▶ _Text to read_
From: Kan Liang <kan.liang@linux.intel.com>

With Architectural Performance Monitoring Version 5, CPUID 10.ECX cpu
leaf indicates the fixed counter enumeration. This extends the previous
count to a bitmap which allows disabling even lower fixed counters.
It could be used by a Hypervisor.

The existing intel_ctrl variable is used to remember the bitmask of the
counters. All code that reads all counters is fixed to check this extra
bitmask.

▶ _Given entries_
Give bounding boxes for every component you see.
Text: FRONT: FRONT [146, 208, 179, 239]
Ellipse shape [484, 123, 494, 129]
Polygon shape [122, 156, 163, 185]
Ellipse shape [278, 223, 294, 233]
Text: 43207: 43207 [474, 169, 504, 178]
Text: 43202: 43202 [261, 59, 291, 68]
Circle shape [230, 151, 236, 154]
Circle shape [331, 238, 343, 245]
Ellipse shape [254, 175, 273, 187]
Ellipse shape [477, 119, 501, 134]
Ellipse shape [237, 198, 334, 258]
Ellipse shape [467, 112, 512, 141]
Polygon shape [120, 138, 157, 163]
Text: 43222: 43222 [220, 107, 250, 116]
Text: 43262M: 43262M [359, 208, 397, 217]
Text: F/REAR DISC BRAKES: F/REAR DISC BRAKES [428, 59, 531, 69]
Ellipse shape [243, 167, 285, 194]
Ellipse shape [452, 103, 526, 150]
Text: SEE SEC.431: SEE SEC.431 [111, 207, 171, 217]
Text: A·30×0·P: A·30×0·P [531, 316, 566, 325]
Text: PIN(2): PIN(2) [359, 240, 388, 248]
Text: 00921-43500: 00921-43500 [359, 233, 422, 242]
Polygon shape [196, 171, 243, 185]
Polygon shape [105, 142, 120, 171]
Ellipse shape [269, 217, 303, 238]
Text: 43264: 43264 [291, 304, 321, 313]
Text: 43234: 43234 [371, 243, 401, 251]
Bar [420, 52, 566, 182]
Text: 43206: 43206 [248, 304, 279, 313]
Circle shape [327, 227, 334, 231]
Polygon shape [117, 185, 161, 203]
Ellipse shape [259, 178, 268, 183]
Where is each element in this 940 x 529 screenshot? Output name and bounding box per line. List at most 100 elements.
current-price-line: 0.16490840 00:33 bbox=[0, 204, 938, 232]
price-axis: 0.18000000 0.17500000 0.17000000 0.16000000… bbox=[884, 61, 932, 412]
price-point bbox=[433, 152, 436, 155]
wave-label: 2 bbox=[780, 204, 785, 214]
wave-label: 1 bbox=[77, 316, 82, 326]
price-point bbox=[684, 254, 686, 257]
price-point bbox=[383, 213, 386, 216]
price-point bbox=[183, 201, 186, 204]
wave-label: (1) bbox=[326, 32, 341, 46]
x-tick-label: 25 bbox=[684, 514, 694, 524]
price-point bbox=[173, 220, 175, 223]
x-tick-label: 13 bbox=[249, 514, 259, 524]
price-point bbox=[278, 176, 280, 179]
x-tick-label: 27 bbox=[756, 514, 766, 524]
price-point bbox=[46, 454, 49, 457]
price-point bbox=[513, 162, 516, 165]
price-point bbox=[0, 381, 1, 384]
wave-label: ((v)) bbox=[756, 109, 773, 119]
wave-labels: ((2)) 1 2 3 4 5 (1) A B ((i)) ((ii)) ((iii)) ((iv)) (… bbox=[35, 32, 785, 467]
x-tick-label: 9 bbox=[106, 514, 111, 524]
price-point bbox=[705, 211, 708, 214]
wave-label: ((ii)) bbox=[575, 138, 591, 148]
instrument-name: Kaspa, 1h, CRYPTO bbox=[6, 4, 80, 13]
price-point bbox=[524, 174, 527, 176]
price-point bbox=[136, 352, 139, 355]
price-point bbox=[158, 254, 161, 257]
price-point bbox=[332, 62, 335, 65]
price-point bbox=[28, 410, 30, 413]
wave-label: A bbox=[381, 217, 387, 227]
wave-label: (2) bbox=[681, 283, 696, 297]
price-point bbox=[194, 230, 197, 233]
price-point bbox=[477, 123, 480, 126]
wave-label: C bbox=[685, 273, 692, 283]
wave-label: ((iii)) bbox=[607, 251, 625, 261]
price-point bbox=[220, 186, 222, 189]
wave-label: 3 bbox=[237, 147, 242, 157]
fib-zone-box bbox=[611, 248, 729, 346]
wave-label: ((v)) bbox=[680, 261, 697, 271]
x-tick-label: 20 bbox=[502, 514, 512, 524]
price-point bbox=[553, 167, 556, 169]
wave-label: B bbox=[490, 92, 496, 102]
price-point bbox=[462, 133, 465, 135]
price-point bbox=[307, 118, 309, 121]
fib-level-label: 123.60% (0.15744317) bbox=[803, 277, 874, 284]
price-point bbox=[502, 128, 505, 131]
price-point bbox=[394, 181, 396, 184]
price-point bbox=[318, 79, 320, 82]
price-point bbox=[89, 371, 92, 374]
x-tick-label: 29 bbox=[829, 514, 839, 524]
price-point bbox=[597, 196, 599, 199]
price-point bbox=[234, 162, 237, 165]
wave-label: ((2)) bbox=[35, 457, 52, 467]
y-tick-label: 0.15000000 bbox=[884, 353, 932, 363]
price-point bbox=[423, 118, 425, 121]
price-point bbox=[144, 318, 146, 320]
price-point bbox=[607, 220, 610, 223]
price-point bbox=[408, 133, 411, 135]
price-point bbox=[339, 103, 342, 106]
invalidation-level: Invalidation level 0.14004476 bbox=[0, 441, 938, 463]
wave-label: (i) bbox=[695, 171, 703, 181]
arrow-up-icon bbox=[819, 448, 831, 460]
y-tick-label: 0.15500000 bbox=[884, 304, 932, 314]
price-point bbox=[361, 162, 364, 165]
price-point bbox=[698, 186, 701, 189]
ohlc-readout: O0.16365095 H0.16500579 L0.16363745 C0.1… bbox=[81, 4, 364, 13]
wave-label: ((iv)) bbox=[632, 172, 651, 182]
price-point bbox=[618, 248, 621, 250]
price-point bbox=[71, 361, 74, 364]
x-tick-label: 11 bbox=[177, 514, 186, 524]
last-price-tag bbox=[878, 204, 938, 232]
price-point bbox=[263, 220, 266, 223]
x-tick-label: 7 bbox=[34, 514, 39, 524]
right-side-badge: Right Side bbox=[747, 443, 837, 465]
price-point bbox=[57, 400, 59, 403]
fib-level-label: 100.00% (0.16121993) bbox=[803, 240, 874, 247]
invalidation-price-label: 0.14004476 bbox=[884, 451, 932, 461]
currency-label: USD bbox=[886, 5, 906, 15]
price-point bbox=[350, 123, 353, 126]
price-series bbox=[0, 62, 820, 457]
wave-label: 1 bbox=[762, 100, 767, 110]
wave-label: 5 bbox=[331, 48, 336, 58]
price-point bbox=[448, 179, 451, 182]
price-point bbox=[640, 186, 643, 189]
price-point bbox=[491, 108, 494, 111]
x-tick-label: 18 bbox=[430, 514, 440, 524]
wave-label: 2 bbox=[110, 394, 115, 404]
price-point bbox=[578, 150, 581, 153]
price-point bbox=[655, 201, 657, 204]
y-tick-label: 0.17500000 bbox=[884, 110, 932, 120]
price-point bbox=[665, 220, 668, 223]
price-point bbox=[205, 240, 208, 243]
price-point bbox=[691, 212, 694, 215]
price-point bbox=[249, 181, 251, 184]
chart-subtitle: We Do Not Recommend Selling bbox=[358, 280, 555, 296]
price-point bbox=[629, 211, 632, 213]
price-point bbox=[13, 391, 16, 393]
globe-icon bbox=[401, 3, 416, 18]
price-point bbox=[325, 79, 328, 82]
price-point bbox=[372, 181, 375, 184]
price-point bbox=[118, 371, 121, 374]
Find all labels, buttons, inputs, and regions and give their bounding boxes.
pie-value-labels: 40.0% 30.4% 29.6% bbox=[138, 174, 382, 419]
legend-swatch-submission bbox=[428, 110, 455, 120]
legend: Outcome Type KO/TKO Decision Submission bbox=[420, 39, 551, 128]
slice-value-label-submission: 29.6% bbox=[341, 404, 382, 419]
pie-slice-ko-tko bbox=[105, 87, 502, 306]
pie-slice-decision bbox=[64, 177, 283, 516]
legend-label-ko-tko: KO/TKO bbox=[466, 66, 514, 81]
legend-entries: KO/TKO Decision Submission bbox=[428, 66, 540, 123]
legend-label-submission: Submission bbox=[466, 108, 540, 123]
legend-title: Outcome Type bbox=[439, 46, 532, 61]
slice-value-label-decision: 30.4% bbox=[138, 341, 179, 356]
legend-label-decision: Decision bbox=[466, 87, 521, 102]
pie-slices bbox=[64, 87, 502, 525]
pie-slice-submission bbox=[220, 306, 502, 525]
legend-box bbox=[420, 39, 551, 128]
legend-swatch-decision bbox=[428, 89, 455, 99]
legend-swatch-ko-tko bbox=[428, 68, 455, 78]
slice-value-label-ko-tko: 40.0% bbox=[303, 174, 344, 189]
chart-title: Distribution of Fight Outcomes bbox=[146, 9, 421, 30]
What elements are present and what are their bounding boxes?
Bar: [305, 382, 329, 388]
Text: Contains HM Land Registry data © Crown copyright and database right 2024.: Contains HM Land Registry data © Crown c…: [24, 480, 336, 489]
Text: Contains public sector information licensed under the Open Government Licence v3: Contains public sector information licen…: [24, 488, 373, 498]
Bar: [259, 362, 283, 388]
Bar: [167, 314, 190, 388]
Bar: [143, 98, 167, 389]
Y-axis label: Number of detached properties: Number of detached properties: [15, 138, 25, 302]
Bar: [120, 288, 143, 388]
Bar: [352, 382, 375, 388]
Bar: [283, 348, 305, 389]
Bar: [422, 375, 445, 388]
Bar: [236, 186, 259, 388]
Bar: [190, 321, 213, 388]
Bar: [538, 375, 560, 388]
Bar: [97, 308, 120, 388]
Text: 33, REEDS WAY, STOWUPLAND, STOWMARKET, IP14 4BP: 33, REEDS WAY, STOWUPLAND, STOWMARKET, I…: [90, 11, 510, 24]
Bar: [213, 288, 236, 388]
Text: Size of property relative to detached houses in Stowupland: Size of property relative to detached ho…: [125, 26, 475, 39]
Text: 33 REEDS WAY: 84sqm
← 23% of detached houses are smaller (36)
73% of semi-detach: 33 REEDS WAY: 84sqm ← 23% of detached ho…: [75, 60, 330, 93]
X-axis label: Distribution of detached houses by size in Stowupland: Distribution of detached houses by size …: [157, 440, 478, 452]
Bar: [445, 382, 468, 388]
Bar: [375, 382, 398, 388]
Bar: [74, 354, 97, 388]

▶ _Stated goal_
Quote the patch description on fixed counter enumeration above, from "With Architectural Performance" up to and including "by a Hypervisor.".

▶ _Response to this exercise_
With Architectural Performance Monitoring Version 5, CPUID 10.ECX cpu
leaf indicates the fixed counter enumeration. This extends the previous
count to a bitmap which allows disabling even lower fixed counters.
It could be used by a Hypervisor.